PROBLEMS:
[A] Reproduce the passage on secondhand bookshops word for word, between "Browsing in bookshops" and "better than I.", inclusive.
[B] Extend the passage on secondhand bookshops with new sentences that pick up right after its final line.

SOURCE EXTRACT:
The unsurprising surge in online bookselling during lockdown was only the most recent confirmation for many that traditional secondhand bookbrowsing has had its day. 18 pubs close every week according to the Campaign for Real Ale and although no Campaign for Real Books exists to furnish comparable figures it’s clear that shops are continuing either to vanish or to transmigrate online.
Buying books online – though fast, effortlesss and efficient – cannot offer the same serendipitous pleasures of accidental discovery, the gleeful snatch from the shelf of a palpable bargain. In the estimable Cinema Bookshop at Hay-on-Wye recently the four volumes of the beautiful Nonesuch “Coronation Edition” of Shakespeare’s works of 1953 in tip-top condition in a battered slipcase offered themselves at £40, a tenner for each volume. Notwithstanding the line-up of annotated Arden editions at home who could resist such a lovely reading copy on delicate India paper? Or was it the thought of a bargain, confirmed by the flutter to the floor from between the pages of The Merry Wives of Windsor of an invoice for its last change of hands at a posh Mayfair antiquarian book dealer for £130?
Browsing in bookshops is one of those visceral pleasures that has nothing to do with logic or efficiency. In a real shop, too, one at least can handle the real thing and not be disappointed by the arrival of a book that wasn’t what one wanted and turns out to be an ex-library book (that condition not always signalled by the less scrupulous dealers – though I am rather fond of my copy of Eric Auerbach’s classic Mimesis with its big black stamp from Grimsby Public Libraries). Secondhand books come into your hand in all their tactile, olfactory immediacy. You know what you are getting. And online booksellers vary considerably in the accuracy (and honesty) of their sales descriptions. Some, the so-called “bookjackers”, don’t even hold what they advertise (sourcing it later) in order to hook in customers through an obscure manipulation of the process that others will understand better than I.

DATASET ROWS:
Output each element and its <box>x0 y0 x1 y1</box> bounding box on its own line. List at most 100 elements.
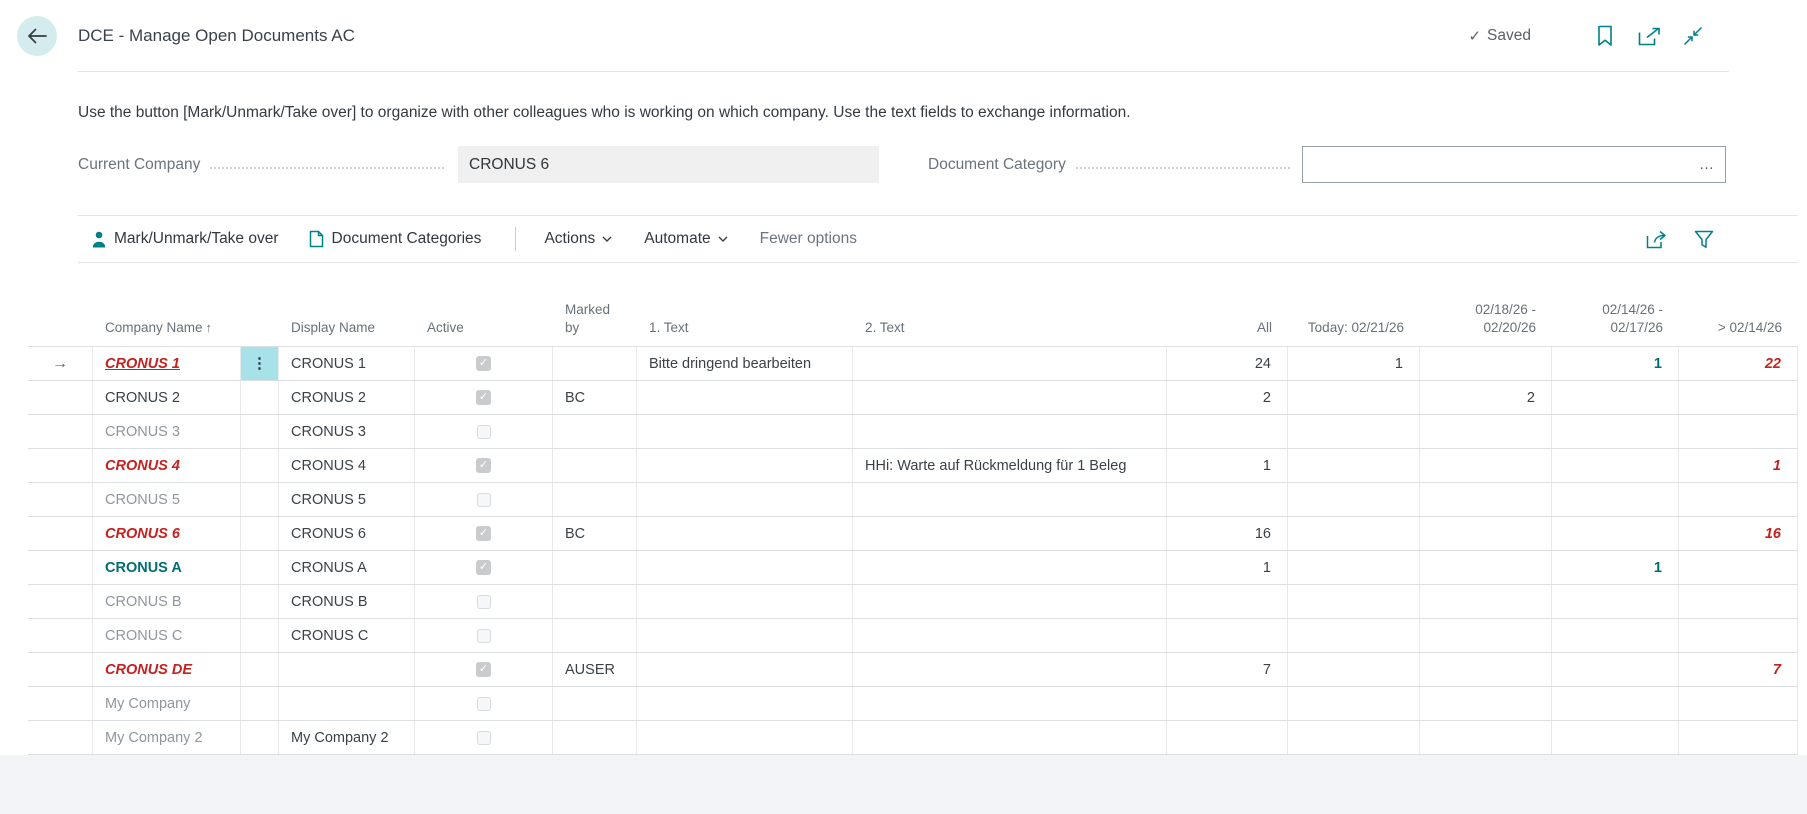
company-name-link[interactable]: CRONUS 6 <box>105 526 180 542</box>
column-header-all[interactable]: All <box>1167 290 1288 346</box>
actions-menu[interactable]: Actions <box>544 230 612 248</box>
cell-name[interactable]: CRONUS B <box>93 585 241 618</box>
cell-today[interactable] <box>1288 653 1420 686</box>
cell-text2[interactable] <box>853 483 1167 516</box>
cell-marked[interactable] <box>553 347 637 380</box>
table-row[interactable]: CRONUS 6 CRONUS 6 BC 16 16 <box>28 517 1798 551</box>
active-checkbox-checked[interactable] <box>476 662 491 677</box>
company-name-link[interactable]: CRONUS 5 <box>105 492 180 508</box>
table-row[interactable]: My Company 2 My Company 2 <box>28 721 1798 755</box>
back-button[interactable] <box>17 16 57 56</box>
cell-text1[interactable] <box>637 415 853 448</box>
cell-marked[interactable] <box>553 721 637 754</box>
active-checkbox-checked[interactable] <box>476 458 491 473</box>
cell-marked[interactable] <box>553 483 637 516</box>
table-row[interactable]: CRONUS B CRONUS B <box>28 585 1798 619</box>
cell-text2[interactable] <box>853 585 1167 618</box>
cell-text2[interactable]: HHi: Warte auf Rückmeldung für 1 Beleg <box>853 449 1167 482</box>
cell-all[interactable] <box>1167 585 1288 618</box>
cell-marked[interactable] <box>553 415 637 448</box>
cell-menu[interactable] <box>241 721 279 754</box>
cell-name[interactable]: CRONUS 3 <box>93 415 241 448</box>
table-row[interactable]: CRONUS C CRONUS C <box>28 619 1798 653</box>
cell-r2[interactable]: 1 <box>1552 551 1679 584</box>
cell-r2[interactable] <box>1552 415 1679 448</box>
company-name-link[interactable]: CRONUS 4 <box>105 458 180 474</box>
active-checkbox-unchecked[interactable] <box>476 424 491 439</box>
cell-display[interactable]: CRONUS 1 <box>279 347 415 380</box>
cell-gt[interactable]: 7 <box>1679 653 1798 686</box>
cell-text1[interactable]: Bitte dringend bearbeiten <box>637 347 853 380</box>
cell-name[interactable]: My Company <box>93 687 241 720</box>
cell-gt[interactable] <box>1679 585 1798 618</box>
cell-gt[interactable] <box>1679 687 1798 720</box>
table-row[interactable]: CRONUS 3 CRONUS 3 <box>28 415 1798 449</box>
bookmark-icon[interactable] <box>1583 16 1627 56</box>
cell-name[interactable]: CRONUS A <box>93 551 241 584</box>
cell-text1[interactable] <box>637 517 853 550</box>
cell-r1[interactable] <box>1420 721 1552 754</box>
cell-text1[interactable] <box>637 483 853 516</box>
cell-menu[interactable] <box>241 653 279 686</box>
cell-active[interactable] <box>415 619 553 652</box>
table-row[interactable]: CRONUS 2 CRONUS 2 BC 2 2 <box>28 381 1798 415</box>
cell-r2[interactable] <box>1552 585 1679 618</box>
cell-today[interactable]: 1 <box>1288 347 1420 380</box>
company-name-link[interactable]: CRONUS 2 <box>105 390 180 406</box>
cell-display[interactable]: My Company 2 <box>279 721 415 754</box>
table-row[interactable]: My Company <box>28 687 1798 721</box>
cell-marked[interactable] <box>553 449 637 482</box>
cell-marked[interactable]: BC <box>553 381 637 414</box>
cell-name[interactable]: CRONUS C <box>93 619 241 652</box>
cell-text1[interactable] <box>637 653 853 686</box>
cell-name[interactable]: CRONUS 2 <box>93 381 241 414</box>
collapse-icon[interactable] <box>1671 16 1715 56</box>
cell-today[interactable] <box>1288 381 1420 414</box>
cell-all[interactable] <box>1167 483 1288 516</box>
cell-r1[interactable] <box>1420 415 1552 448</box>
cell-text1[interactable] <box>637 619 853 652</box>
cell-all[interactable]: 1 <box>1167 449 1288 482</box>
row-menu-dots-icon[interactable]: ⋮ <box>252 356 267 371</box>
cell-gt[interactable]: 22 <box>1679 347 1798 380</box>
column-header-text2[interactable]: 2. Text <box>853 290 1167 346</box>
cell-today[interactable] <box>1288 551 1420 584</box>
cell-active[interactable] <box>415 347 553 380</box>
active-checkbox-unchecked[interactable] <box>476 594 491 609</box>
cell-today[interactable] <box>1288 619 1420 652</box>
document-categories-button[interactable]: Document Categories <box>309 230 481 248</box>
cell-r1[interactable] <box>1420 347 1552 380</box>
table-row[interactable]: CRONUS A CRONUS A 1 1 <box>28 551 1798 585</box>
cell-menu[interactable]: ⋮ <box>241 347 279 380</box>
cell-display[interactable]: CRONUS 5 <box>279 483 415 516</box>
cell-r2[interactable] <box>1552 687 1679 720</box>
column-header-display[interactable]: Display Name <box>279 290 415 346</box>
cell-menu[interactable] <box>241 381 279 414</box>
cell-all[interactable] <box>1167 415 1288 448</box>
company-name-link[interactable]: CRONUS 1 <box>105 356 180 372</box>
cell-active[interactable] <box>415 585 553 618</box>
table-row[interactable]: → CRONUS 1 ⋮ CRONUS 1 Bitte dringend bearbei… <box>28 347 1798 381</box>
cell-r2[interactable] <box>1552 619 1679 652</box>
cell-gt[interactable]: 1 <box>1679 449 1798 482</box>
fewer-options-button[interactable]: Fewer options <box>760 230 857 248</box>
cell-active[interactable] <box>415 483 553 516</box>
cell-menu[interactable] <box>241 619 279 652</box>
cell-gt[interactable] <box>1679 721 1798 754</box>
cell-r2[interactable] <box>1552 449 1679 482</box>
cell-r1[interactable] <box>1420 585 1552 618</box>
cell-marked[interactable] <box>553 687 637 720</box>
cell-active[interactable] <box>415 449 553 482</box>
cell-today[interactable] <box>1288 585 1420 618</box>
cell-r1[interactable] <box>1420 483 1552 516</box>
cell-text2[interactable] <box>853 381 1167 414</box>
cell-all[interactable]: 1 <box>1167 551 1288 584</box>
cell-all[interactable]: 7 <box>1167 653 1288 686</box>
cell-marked[interactable]: AUSER <box>553 653 637 686</box>
cell-text1[interactable] <box>637 585 853 618</box>
cell-active[interactable] <box>415 653 553 686</box>
cell-display[interactable] <box>279 653 415 686</box>
cell-menu[interactable] <box>241 415 279 448</box>
cell-active[interactable] <box>415 551 553 584</box>
cell-r2[interactable] <box>1552 517 1679 550</box>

TASK RESPONSES:
[A]
Browsing in bookshops is one of those visceral pleasures that has nothing to do with logic or efficiency. In a real shop, too, one at least can handle the real thing and not be disappointed by the arrival of a book that wasn’t what one wanted and turns out to be an ex-library book (that condition not always signalled by the less scrupulous dealers – though I am rather fond of my copy of Eric Auerbach’s classic Mimesis with its big black stamp from Grimsby Public Libraries). Secondhand books come into your hand in all their tactile, olfactory immediacy. You know what you are getting. And online booksellers vary considerably in the accuracy (and honesty) of their sales descriptions. Some, the so-called “bookjackers”, don’t even hold what they advertise (sourcing it later) in order to hook in customers through an obscure manipulation of the process that others will understand better than I.

[B]
There is also the pleasure of outwitting the system. Did Oxfam in Leominster really mean me to get an immaculate first edition of Wyndham Lewis’s Blasting and Bombadiering for only £3? Oxfam shops all have their “antiquarian” section which in my experience means “distinctly tatty overpriced older books” – but the word “Oxfam” is better passed over when in the company of independent booksellers who resent its free stock acquisition and prime high street locations which have forced some traditional shops to close.
Online bookselling has probably ended the era of romance in bookselling, dispelling the mystifications of a world once described by Iain Sinclair in an interview as “a masonic society” – which probably reached its apogee in the enigmatic figure of Drif, author of the splendidly opinionated and often downright abusive (and out of print) Drif’s Guide to the secondhand and antiquarian bookshops in Britain. Drif even appears as a fictional character, Dryfeld, in Sinclair’s 1987 novel White Chappel, Scarlet Tracings (“Dryfeld sported a camelhair coat, with lumps of the camel still attached”). No one seems to know who Drif was, and the legends surrounding this sportive “book runner” (his collection of books on suicide, his ending his days in an asylum) are no doubt just that.
One of Drif’s wittier passages in a Guide that pulled no punches in attacking the often autocratic and customer-unfriendly behaviour of shops was his characterisation of the “roastbeef” end of the trade. This, he explained, meant “hearty, often stout books on hunting, shooting, fishing, polar exploration, fortification, toll booths, coaching inns, bees, clocks, windmills, Churchill, leather bottles, penny whistles, prisons, lazar houses etc etc”. How often has one stepped into such fussy mausoleums.
The internet, in short, is busy taking the quirkiness out of what is left of this putatively raffish business and if you are looking for an out of print book it makes sense, of course, to start with the used book websites, primus inter pares being bookfinder.com which lays out every available example of your sought title and tells you who is selling it and for how much.
Things turn out, however, to be not quite as simple as that.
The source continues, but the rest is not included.